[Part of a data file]
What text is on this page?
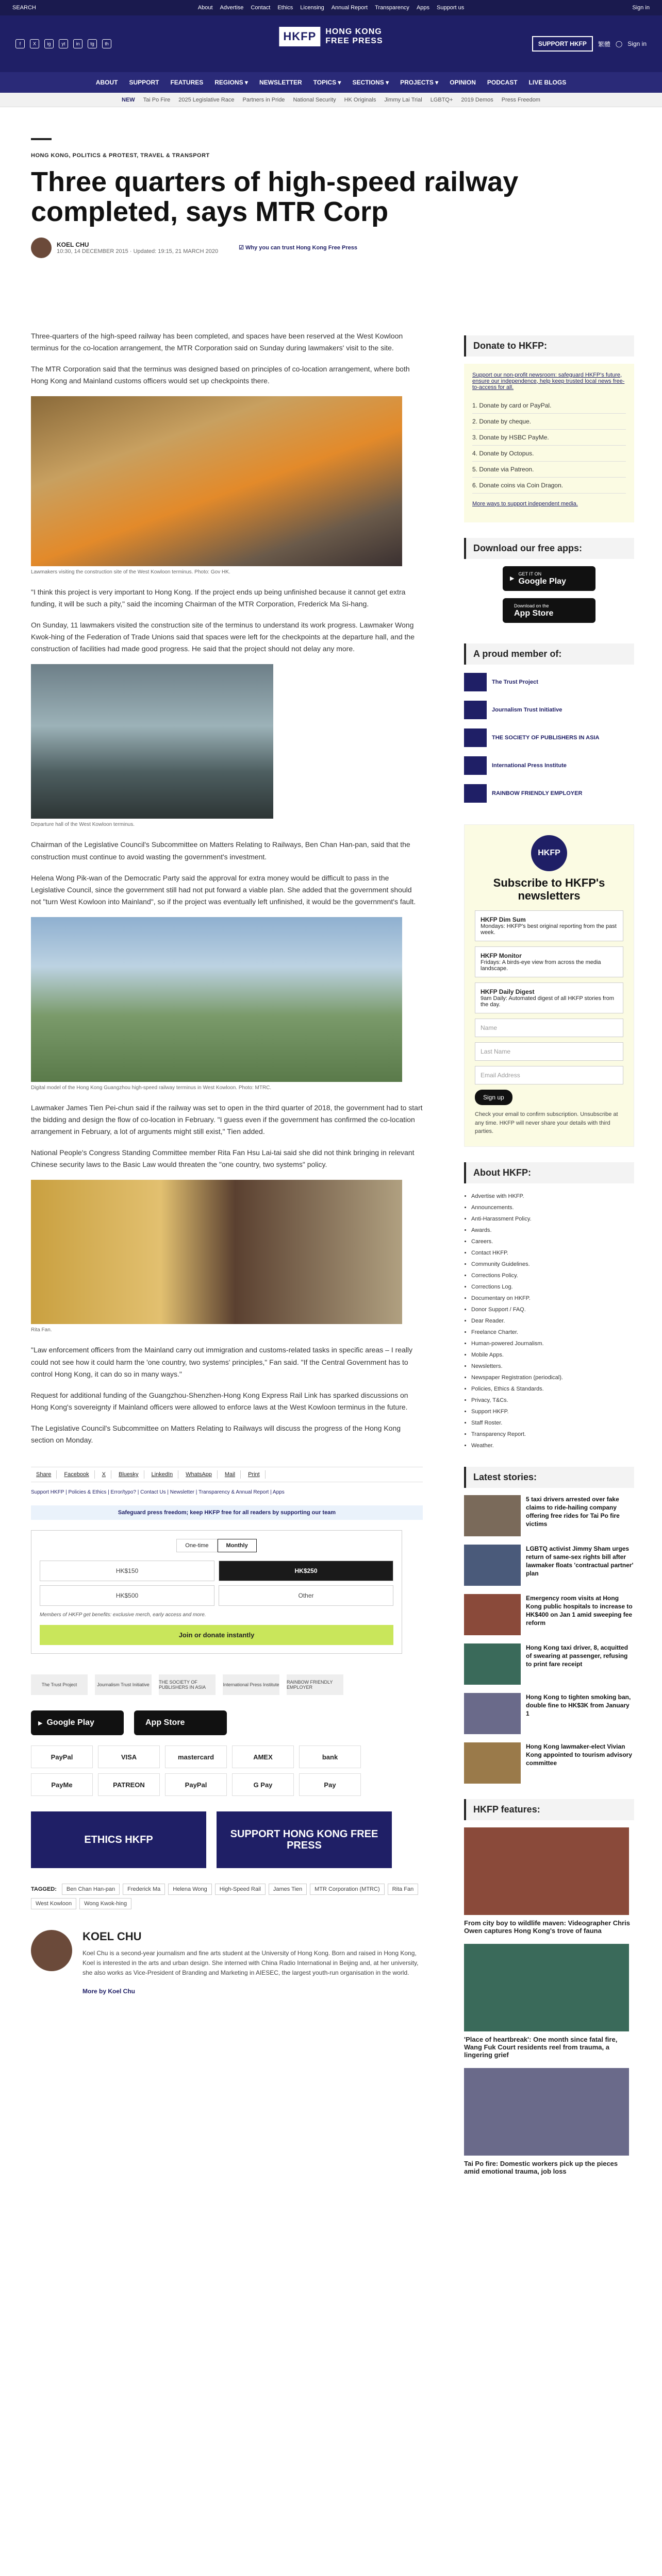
SEARCH	About Advertise Contact Ethics Licensing Annual Report Transparency Apps Support us	Sign in
f	X	ig	yt	in	tg	th
HKFP	HONG KONG
FREE PRESS	SUPPORT HKFP	繁體 ◯ Sign in
ABOUT SUPPORT FEATURES REGIONS ▾ NEWSLETTER TOPICS ▾ SECTIONS ▾ PROJECTS ▾ OPINION PODCAST LIVE BLOGS
NEW Tai Po Fire 2025 Legislative Race Partners in Pride National Security HK Originals Jimmy Lai Trial LGBTQ+ 2019 Demos Press Freedom
HONG KONG, POLITICS & PROTEST, TRAVEL & TRANSPORT
Three quarters of high-speed railway completed, says MTR Corp
KOEL CHU
10:30, 14 DECEMBER 2015 · Updated: 19:15, 21 MARCH 2020
☑ Why you can trust Hong Kong Free Press

Three-quarters of the high-speed railway has been completed, and spaces have been reserved at the West Kowloon terminus for the co-location arrangement, the MTR Corporation said on Sunday during lawmakers' visit to the site.

The MTR Corporation said that the terminus was designed based on principles of co-location arrangement, where both Hong Kong and Mainland customs officers would set up checkpoints there.

Lawmakers visiting the construction site of the West Kowloon terminus. Photo: Gov HK.

"I think this project is very important to Hong Kong. If the project ends up being unfinished because it cannot get extra funding, it will be such a pity," said the incoming Chairman of the MTR Corporation, Frederick Ma Si-hang.

On Sunday, 11 lawmakers visited the construction site of the terminus to understand its work progress. Lawmaker Wong Kwok-hing of the Federation of Trade Unions said that spaces were left for the checkpoints at the departure hall, and the construction of facilities had made good progress. He said that the project should not delay any more.

Departure hall of the West Kowloon terminus.

Chairman of the Legislative Council's Subcommittee on Matters Relating to Railways, Ben Chan Han-pan, said that the construction must continue to avoid wasting the government's investment.

Helena Wong Pik-wan of the Democratic Party said the approval for extra money would be difficult to pass in the Legislative Council, since the government still had not put forward a viable plan. She added that the government should not "turn West Kowloon into Mainland", so if the project was eventually left unfinished, it would be the government's fault.

Digital model of the Hong Kong Guangzhou high-speed railway terminus in West Kowloon. Photo: MTRC.

Lawmaker James Tien Pei-chun said if the railway was set to open in the third quarter of 2018, the government had to start the bidding and design the flow of co-location in February. "I guess even if the government has confirmed the co-location arrangement in February, a lot of arguments might still exist," Tien added.

National People's Congress Standing Committee member Rita Fan Hsu Lai-tai said she did not think bringing in relevant Chinese security laws to the Basic Law would threaten the "one country, two systems" policy.

Rita Fan.

"Law enforcement officers from the Mainland carry out immigration and customs-related tasks in specific areas – I really could not see how it could harm the 'one country, two systems' principles," Fan said. "If the Central Government has to control Hong Kong, it can do so in many ways."

Request for additional funding of the Guangzhou-Shenzhen-Hong Kong Express Rail Link has sparked discussions on Hong Kong's sovereignty if Mainland officers were allowed to enforce laws at the West Kowloon terminus in the future.

The Legislative Council's Subcommittee on Matters Relating to Railways will discuss the progress of the Hong Kong section on Monday.

Share	Facebook	X	Bluesky	LinkedIn	WhatsApp	Mail	Print
Support HKFP | Policies & Ethics | Error/typo? | Contact Us | Newsletter | Transparency & Annual Report | Apps
Safeguard press freedom; keep HKFP free for all readers by supporting our team
One-time	Monthly
HK$150	HK$250
HK$500	Other
Members of HKFP get benefits: exclusive merch, early access and more.
Join or donate instantly
The Trust Project	Journalism Trust Initiative	THE SOCIETY OF PUBLISHERS IN ASIA	International Press Institute RAINBOW FRIENDLY EMPLOYER
▶ Google Play	App Store
PayPal	VISA	mastercard	AMEX	bank
PayMe	PATREON	PayPal	G Pay	Pay
ETHICS HKFP	SUPPORT HONG KONG FREE PRESS
TAGGED:	Ben Chan Han-pan	Frederick Ma	Helena Wong	High-Speed Rail	James Tien	MTR Corporation (MTRC)	Rita Fan
West Kowloon	Wong Kwok-hing
KOEL CHU

Koel Chu is a second-year journalism and fine arts student at the University of Hong Kong. Born and raised in Hong Kong, Koel is interested in the arts and urban design. She interned with China Radio International in Beijing and, at her university, she also works as Vice-President of Branding and Marketing in AIESEC, the largest youth-run organisation in the world.

More by Koel Chu
Donate to HKFP:
Support our non-profit newsroom: safeguard HKFP's future, ensure our independence, help keep trusted local news free-to-access for all.
1. Donate by card or PayPal.
2. Donate by cheque.
3. Donate by HSBC PayMe.
4. Donate by Octopus.
5. Donate via Patreon.
6. Donate coins via Coin Dragon.
More ways to support independent media.
Download our free apps:
▶
GET IT ON
Google Play
Download on the
App Store
A proud member of:
The Trust Project
Journalism Trust Initiative
THE SOCIETY OF PUBLISHERS IN ASIA
International Press Institute
RAINBOW FRIENDLY EMPLOYER
HKFP
Subscribe to HKFP's newsletters
HKFP Dim Sum
Mondays: HKFP's best original reporting from the past week.
HKFP Monitor
Fridays: A birds-eye view from across the media landscape.
HKFP Daily Digest
9am Daily: Automated digest of all HKFP stories from the day.
Name
Last Name
Email Address
Sign up
Check your email to confirm subscription. Unsubscribe at any time. HKFP will never share your details with third parties.
About HKFP:
• Advertise with HKFP.
• Announcements.
• Anti-Harassment Policy.
• Awards.
• Careers.
• Contact HKFP.
• Community Guidelines.
• Corrections Policy.
• Corrections Log.
• Documentary on HKFP.
• Donor Support / FAQ.
• Dear Reader.
• Freelance Charter.
• Human-powered Journalism.
• Mobile Apps.
• Newsletters.
• Newspaper Registration (periodical).
• Policies, Ethics & Standards.
• Privacy, T&Cs.
• Support HKFP.
• Staff Roster.
• Transparency Report.
• Weather.
Latest stories:
5 taxi drivers arrested over fake claims to ride-hailing company offering free rides for Tai Po fire victims
LGBTQ activist Jimmy Sham urges return of same-sex rights bill after lawmaker floats 'contractual partner' plan
Emergency room visits at Hong Kong public hospitals to increase to HK$400 on Jan 1 amid sweeping fee reform
Hong Kong taxi driver, 8, acquitted of swearing at passenger, refusing to print fare receipt
Hong Kong to tighten smoking ban, double fine to HK$3K from January 1
Hong Kong lawmaker-elect Vivian Kong appointed to tourism advisory committee
HKFP features:
From city boy to wildlife maven: Videographer Chris Owen captures Hong Kong's trove of fauna
'Place of heartbreak': One month since fatal fire, Wang Fuk Court residents reel from trauma, a lingering grief
Tai Po fire: Domestic workers pick up the pieces amid emotional trauma, job loss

[Aim of the task]
Quote the records in their entirety, keeping the wording exact and excluding pictures.

[Complete output]
What text is on this page?
SEARCH	About Advertise Contact Ethics Licensing Annual Report Transparency Apps Support us	Sign in
f	X	ig	yt	in	tg	th
HKFP	HONG KONG
FREE PRESS	SUPPORT HKFP	繁體 ◯ Sign in
ABOUT SUPPORT FEATURES REGIONS ▾ NEWSLETTER TOPICS ▾ SECTIONS ▾ PROJECTS ▾ OPINION PODCAST LIVE BLOGS
NEW Tai Po Fire 2025 Legislative Race Partners in Pride National Security HK Originals Jimmy Lai Trial LGBTQ+ 2019 Demos Press Freedom
HONG KONG, POLITICS & PROTEST, TRAVEL & TRANSPORT
Three quarters of high-speed railway completed, says MTR Corp
KOEL CHU
10:30, 14 DECEMBER 2015 · Updated: 19:15, 21 MARCH 2020
☑ Why you can trust Hong Kong Free Press

Three-quarters of the high-speed railway has been completed, and spaces have been reserved at the West Kowloon terminus for the co-location arrangement, the MTR Corporation said on Sunday during lawmakers' visit to the site.

The MTR Corporation said that the terminus was designed based on principles of co-location arrangement, where both Hong Kong and Mainland customs officers would set up checkpoints there.

Lawmakers visiting the construction site of the West Kowloon terminus. Photo: Gov HK.

"I think this project is very important to Hong Kong. If the project ends up being unfinished because it cannot get extra funding, it will be such a pity," said the incoming Chairman of the MTR Corporation, Frederick Ma Si-hang.

On Sunday, 11 lawmakers visited the construction site of the terminus to understand its work progress. Lawmaker Wong Kwok-hing of the Federation of Trade Unions said that spaces were left for the checkpoints at the departure hall, and the construction of facilities had made good progress. He said that the project should not delay any more.

Departure hall of the West Kowloon terminus.

Chairman of the Legislative Council's Subcommittee on Matters Relating to Railways, Ben Chan Han-pan, said that the construction must continue to avoid wasting the government's investment.

Helena Wong Pik-wan of the Democratic Party said the approval for extra money would be difficult to pass in the Legislative Council, since the government still had not put forward a viable plan. She added that the government should not "turn West Kowloon into Mainland", so if the project was eventually left unfinished, it would be the government's fault.

Digital model of the Hong Kong Guangzhou high-speed railway terminus in West Kowloon. Photo: MTRC.

Lawmaker James Tien Pei-chun said if the railway was set to open in the third quarter of 2018, the government had to start the bidding and design the flow of co-location in February. "I guess even if the government has confirmed the co-location arrangement in February, a lot of arguments might still exist," Tien added.

National People's Congress Standing Committee member Rita Fan Hsu Lai-tai said she did not think bringing in relevant Chinese security laws to the Basic Law would threaten the "one country, two systems" policy.

Rita Fan.

"Law enforcement officers from the Mainland carry out immigration and customs-related tasks in specific areas – I really could not see how it could harm the 'one country, two systems' principles," Fan said. "If the Central Government has to control Hong Kong, it can do so in many ways."

Request for additional funding of the Guangzhou-Shenzhen-Hong Kong Express Rail Link has sparked discussions on Hong Kong's sovereignty if Mainland officers were allowed to enforce laws at the West Kowloon terminus in the future.

The Legislative Council's Subcommittee on Matters Relating to Railways will discuss the progress of the Hong Kong section on Monday.

Share	Facebook	X	Bluesky	LinkedIn	WhatsApp	Mail	Print
Support HKFP | Policies & Ethics | Error/typo? | Contact Us | Newsletter | Transparency & Annual Report | Apps
Safeguard press freedom; keep HKFP free for all readers by supporting our team
One-time	Monthly
HK$150	HK$250
HK$500	Other
Members of HKFP get benefits: exclusive merch, early access and more.
Join or donate instantly
The Trust Project	Journalism Trust Initiative	THE SOCIETY OF PUBLISHERS IN ASIA	International Press Institute RAINBOW FRIENDLY EMPLOYER
▶ Google Play	App Store
PayPal	VISA	mastercard	AMEX	bank
PayMe	PATREON	PayPal	G Pay	Pay
ETHICS HKFP	SUPPORT HONG KONG FREE PRESS
TAGGED:	Ben Chan Han-pan	Frederick Ma	Helena Wong	High-Speed Rail	James Tien	MTR Corporation (MTRC)	Rita Fan
West Kowloon	Wong Kwok-hing
KOEL CHU

Koel Chu is a second-year journalism and fine arts student at the University of Hong Kong. Born and raised in Hong Kong, Koel is interested in the arts and urban design. She interned with China Radio International in Beijing and, at her university, she also works as Vice-President of Branding and Marketing in AIESEC, the largest youth-run organisation in the world.

More by Koel Chu
Donate to HKFP:
Support our non-profit newsroom: safeguard HKFP's future, ensure our independence, help keep trusted local news free-to-access for all.
1. Donate by card or PayPal.
2. Donate by cheque.
3. Donate by HSBC PayMe.
4. Donate by Octopus.
5. Donate via Patreon.
6. Donate coins via Coin Dragon.
More ways to support independent media.
Download our free apps:
▶
GET IT ON
Google Play
Download on the
App Store
A proud member of:
The Trust Project
Journalism Trust Initiative
THE SOCIETY OF PUBLISHERS IN ASIA
International Press Institute
RAINBOW FRIENDLY EMPLOYER
HKFP
Subscribe to HKFP's newsletters
HKFP Dim Sum
Mondays: HKFP's best original reporting from the past week.
HKFP Monitor
Fridays: A birds-eye view from across the media landscape.
HKFP Daily Digest
9am Daily: Automated digest of all HKFP stories from the day.
Name
Last Name
Email Address
Sign up
Check your email to confirm subscription. Unsubscribe at any time. HKFP will never share your details with third parties.
About HKFP:
• Advertise with HKFP.
• Announcements.
• Anti-Harassment Policy.
• Awards.
• Careers.
• Contact HKFP.
• Community Guidelines.
• Corrections Policy.
• Corrections Log.
• Documentary on HKFP.
• Donor Support / FAQ.
• Dear Reader.
• Freelance Charter.
• Human-powered Journalism.
• Mobile Apps.
• Newsletters.
• Newspaper Registration (periodical).
• Policies, Ethics & Standards.
• Privacy, T&Cs.
• Support HKFP.
• Staff Roster.
• Transparency Report.
• Weather.
Latest stories:
5 taxi drivers arrested over fake claims to ride-hailing company offering free rides for Tai Po fire victims
LGBTQ activist Jimmy Sham urges return of same-sex rights bill after lawmaker floats 'contractual partner' plan
Emergency room visits at Hong Kong public hospitals to increase to HK$400 on Jan 1 amid sweeping fee reform
Hong Kong taxi driver, 8, acquitted of swearing at passenger, refusing to print fare receipt
Hong Kong to tighten smoking ban, double fine to HK$3K from January 1
Hong Kong lawmaker-elect Vivian Kong appointed to tourism advisory committee
HKFP features:
From city boy to wildlife maven: Videographer Chris Owen captures Hong Kong's trove of fauna
'Place of heartbreak': One month since fatal fire, Wang Fuk Court residents reel from trauma, a lingering grief
Tai Po fire: Domestic workers pick up the pieces amid emotional trauma, job loss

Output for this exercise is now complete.